● Objective
Would you pull out every line of the material that contains the string "annuity"?

● Dataset
* * *

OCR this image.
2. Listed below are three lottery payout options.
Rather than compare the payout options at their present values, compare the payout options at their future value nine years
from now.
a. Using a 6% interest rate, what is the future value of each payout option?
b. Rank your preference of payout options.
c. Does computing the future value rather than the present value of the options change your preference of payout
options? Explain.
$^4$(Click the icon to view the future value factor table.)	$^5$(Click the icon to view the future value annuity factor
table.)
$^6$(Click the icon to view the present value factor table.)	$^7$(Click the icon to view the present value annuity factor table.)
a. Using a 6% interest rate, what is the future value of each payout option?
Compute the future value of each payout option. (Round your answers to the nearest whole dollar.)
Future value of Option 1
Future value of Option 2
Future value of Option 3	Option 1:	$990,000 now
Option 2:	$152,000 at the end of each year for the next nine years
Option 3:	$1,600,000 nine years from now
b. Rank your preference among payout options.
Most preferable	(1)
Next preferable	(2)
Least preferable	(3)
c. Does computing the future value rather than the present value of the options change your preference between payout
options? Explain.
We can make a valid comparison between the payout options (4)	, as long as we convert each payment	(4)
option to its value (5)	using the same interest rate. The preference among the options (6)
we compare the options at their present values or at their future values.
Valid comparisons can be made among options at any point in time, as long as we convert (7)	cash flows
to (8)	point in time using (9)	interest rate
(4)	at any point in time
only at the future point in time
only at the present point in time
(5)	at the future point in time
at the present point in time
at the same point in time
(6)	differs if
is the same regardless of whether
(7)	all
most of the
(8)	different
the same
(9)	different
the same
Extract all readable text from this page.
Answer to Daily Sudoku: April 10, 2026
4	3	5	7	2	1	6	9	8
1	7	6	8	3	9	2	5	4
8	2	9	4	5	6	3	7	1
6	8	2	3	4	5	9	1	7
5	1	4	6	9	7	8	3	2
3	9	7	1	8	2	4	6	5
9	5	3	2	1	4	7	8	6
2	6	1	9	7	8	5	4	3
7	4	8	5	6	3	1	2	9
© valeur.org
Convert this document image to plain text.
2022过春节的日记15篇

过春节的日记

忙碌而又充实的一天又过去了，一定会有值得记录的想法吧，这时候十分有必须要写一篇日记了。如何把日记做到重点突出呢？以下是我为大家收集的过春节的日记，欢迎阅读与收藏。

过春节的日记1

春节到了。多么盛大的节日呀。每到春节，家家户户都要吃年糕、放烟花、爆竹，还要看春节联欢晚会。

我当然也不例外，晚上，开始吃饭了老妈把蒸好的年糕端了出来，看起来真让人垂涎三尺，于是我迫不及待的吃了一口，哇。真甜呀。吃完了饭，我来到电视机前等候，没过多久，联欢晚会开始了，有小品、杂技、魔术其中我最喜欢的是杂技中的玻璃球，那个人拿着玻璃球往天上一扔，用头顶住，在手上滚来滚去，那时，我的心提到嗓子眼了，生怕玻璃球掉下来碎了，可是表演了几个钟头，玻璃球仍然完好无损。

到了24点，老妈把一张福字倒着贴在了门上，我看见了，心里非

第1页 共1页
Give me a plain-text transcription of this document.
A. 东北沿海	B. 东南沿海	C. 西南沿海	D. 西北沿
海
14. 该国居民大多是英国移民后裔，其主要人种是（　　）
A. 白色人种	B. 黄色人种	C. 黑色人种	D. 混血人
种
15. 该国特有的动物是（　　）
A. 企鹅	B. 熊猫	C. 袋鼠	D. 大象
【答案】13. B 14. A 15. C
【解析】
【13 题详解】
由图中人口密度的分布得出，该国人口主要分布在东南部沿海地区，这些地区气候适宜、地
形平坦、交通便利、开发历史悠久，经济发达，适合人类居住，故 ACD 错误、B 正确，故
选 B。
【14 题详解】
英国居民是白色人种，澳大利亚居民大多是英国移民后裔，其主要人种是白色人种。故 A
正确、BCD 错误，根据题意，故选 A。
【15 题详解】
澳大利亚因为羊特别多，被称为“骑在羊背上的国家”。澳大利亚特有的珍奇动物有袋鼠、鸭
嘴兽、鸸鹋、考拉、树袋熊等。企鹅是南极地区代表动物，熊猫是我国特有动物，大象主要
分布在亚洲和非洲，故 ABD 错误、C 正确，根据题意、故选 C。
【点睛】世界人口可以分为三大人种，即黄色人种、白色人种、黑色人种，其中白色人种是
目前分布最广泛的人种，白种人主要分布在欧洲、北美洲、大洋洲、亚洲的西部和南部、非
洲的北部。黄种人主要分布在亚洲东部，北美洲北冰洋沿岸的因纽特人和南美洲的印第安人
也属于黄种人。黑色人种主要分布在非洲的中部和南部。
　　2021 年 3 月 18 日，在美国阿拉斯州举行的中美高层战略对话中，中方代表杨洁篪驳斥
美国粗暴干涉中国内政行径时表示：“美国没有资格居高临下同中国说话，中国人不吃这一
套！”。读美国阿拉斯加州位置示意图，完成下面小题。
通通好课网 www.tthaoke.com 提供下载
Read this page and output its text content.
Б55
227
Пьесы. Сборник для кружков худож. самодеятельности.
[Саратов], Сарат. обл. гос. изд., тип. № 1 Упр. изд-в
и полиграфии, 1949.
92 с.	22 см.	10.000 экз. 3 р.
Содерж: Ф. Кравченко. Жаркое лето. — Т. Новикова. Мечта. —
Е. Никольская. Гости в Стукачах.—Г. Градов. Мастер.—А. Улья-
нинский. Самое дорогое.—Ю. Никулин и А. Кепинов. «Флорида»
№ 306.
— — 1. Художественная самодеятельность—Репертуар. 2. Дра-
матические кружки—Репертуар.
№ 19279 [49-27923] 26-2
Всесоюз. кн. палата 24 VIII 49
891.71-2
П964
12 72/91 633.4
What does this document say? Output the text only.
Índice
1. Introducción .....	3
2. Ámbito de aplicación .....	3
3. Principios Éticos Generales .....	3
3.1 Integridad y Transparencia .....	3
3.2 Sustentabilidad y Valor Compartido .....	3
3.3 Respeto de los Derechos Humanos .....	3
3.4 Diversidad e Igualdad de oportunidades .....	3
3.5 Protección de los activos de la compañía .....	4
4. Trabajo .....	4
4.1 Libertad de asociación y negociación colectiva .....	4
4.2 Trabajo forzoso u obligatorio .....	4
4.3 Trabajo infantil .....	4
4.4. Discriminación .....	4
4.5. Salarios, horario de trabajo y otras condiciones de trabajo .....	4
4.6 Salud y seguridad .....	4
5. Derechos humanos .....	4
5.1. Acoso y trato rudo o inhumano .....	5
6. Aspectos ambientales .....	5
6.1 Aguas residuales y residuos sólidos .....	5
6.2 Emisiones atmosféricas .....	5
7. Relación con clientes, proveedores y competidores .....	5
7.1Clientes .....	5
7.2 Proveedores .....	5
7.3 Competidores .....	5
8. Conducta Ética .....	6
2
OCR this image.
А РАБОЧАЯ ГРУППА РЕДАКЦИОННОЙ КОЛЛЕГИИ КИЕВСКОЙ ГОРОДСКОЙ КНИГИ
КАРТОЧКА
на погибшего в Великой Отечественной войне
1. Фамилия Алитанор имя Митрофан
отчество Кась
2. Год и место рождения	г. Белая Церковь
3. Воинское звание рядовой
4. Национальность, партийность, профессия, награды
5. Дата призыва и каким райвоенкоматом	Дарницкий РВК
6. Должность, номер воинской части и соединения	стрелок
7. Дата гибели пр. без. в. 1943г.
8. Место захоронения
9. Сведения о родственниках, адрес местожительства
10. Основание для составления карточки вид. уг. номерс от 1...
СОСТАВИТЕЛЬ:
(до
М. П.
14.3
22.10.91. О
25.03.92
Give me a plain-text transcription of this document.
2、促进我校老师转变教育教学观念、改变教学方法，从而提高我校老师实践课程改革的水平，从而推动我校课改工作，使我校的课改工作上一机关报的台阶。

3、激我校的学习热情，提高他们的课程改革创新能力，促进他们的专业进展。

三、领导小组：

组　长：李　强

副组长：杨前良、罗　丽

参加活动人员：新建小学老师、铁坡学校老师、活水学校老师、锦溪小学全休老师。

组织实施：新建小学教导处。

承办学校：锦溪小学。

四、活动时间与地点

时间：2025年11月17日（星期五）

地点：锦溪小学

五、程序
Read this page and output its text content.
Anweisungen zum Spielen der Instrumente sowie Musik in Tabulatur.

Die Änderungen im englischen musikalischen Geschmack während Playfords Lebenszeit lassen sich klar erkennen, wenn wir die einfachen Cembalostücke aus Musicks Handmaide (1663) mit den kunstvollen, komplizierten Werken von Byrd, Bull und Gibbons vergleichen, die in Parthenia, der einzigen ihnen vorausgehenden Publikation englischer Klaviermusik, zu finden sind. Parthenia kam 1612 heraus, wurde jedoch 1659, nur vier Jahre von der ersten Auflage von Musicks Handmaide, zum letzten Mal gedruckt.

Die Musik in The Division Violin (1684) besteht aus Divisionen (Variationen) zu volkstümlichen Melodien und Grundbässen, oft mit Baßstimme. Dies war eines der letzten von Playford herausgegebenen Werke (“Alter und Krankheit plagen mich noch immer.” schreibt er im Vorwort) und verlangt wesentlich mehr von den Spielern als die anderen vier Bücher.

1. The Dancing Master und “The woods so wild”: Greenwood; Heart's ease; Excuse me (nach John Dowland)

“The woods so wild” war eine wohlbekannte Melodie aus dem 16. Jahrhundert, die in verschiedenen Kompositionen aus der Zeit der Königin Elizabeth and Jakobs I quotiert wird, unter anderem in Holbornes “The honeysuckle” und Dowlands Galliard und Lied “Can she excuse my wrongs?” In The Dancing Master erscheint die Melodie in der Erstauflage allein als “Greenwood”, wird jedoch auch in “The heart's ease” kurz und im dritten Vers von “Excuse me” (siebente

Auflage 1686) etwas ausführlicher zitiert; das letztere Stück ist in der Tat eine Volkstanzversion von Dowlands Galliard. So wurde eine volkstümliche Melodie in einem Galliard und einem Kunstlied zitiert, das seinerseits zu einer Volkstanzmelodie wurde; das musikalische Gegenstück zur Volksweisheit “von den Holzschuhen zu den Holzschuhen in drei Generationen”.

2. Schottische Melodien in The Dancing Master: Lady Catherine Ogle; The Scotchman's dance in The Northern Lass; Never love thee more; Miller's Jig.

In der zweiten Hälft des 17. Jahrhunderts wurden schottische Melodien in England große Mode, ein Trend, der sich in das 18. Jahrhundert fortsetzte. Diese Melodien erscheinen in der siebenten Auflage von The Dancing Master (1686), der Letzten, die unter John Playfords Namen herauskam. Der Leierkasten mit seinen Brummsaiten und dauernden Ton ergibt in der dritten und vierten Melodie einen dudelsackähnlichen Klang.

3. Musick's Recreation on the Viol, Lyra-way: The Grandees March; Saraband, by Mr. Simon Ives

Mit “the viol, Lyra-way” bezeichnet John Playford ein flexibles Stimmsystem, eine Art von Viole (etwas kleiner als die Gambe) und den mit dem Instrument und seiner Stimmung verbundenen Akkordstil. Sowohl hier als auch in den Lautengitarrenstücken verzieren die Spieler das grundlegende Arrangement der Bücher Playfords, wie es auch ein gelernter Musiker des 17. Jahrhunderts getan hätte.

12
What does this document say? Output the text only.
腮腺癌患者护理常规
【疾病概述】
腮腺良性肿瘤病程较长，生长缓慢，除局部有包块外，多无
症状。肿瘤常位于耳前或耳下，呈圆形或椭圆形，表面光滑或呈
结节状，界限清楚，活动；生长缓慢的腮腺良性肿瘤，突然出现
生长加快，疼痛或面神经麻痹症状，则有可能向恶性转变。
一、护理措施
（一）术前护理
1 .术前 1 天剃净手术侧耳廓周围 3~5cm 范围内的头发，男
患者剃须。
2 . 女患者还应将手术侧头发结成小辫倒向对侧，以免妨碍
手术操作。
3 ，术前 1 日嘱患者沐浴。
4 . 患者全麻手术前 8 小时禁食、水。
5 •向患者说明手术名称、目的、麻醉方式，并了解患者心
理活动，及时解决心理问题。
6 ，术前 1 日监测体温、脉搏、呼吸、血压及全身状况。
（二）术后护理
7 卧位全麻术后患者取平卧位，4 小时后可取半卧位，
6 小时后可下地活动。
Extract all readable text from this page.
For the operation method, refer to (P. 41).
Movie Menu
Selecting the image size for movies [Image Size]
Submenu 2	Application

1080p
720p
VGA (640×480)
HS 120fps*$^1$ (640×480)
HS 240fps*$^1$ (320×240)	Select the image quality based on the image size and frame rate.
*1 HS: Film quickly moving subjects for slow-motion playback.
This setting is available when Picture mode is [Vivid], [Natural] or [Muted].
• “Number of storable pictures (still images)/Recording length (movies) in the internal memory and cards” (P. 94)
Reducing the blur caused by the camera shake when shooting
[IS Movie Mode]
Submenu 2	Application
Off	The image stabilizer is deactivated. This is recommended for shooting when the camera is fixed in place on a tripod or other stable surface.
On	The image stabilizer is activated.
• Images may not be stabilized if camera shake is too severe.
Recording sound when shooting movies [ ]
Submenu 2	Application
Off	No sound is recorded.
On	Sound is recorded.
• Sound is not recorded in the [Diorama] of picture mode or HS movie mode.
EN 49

* * *

● Full answer
$^4$(Click the icon to view the future value factor table.)	$^5$(Click the icon to view the future value annuity factor
$^6$(Click the icon to view the present value factor table.)	$^7$(Click the icon to view the present value annuity factor table.)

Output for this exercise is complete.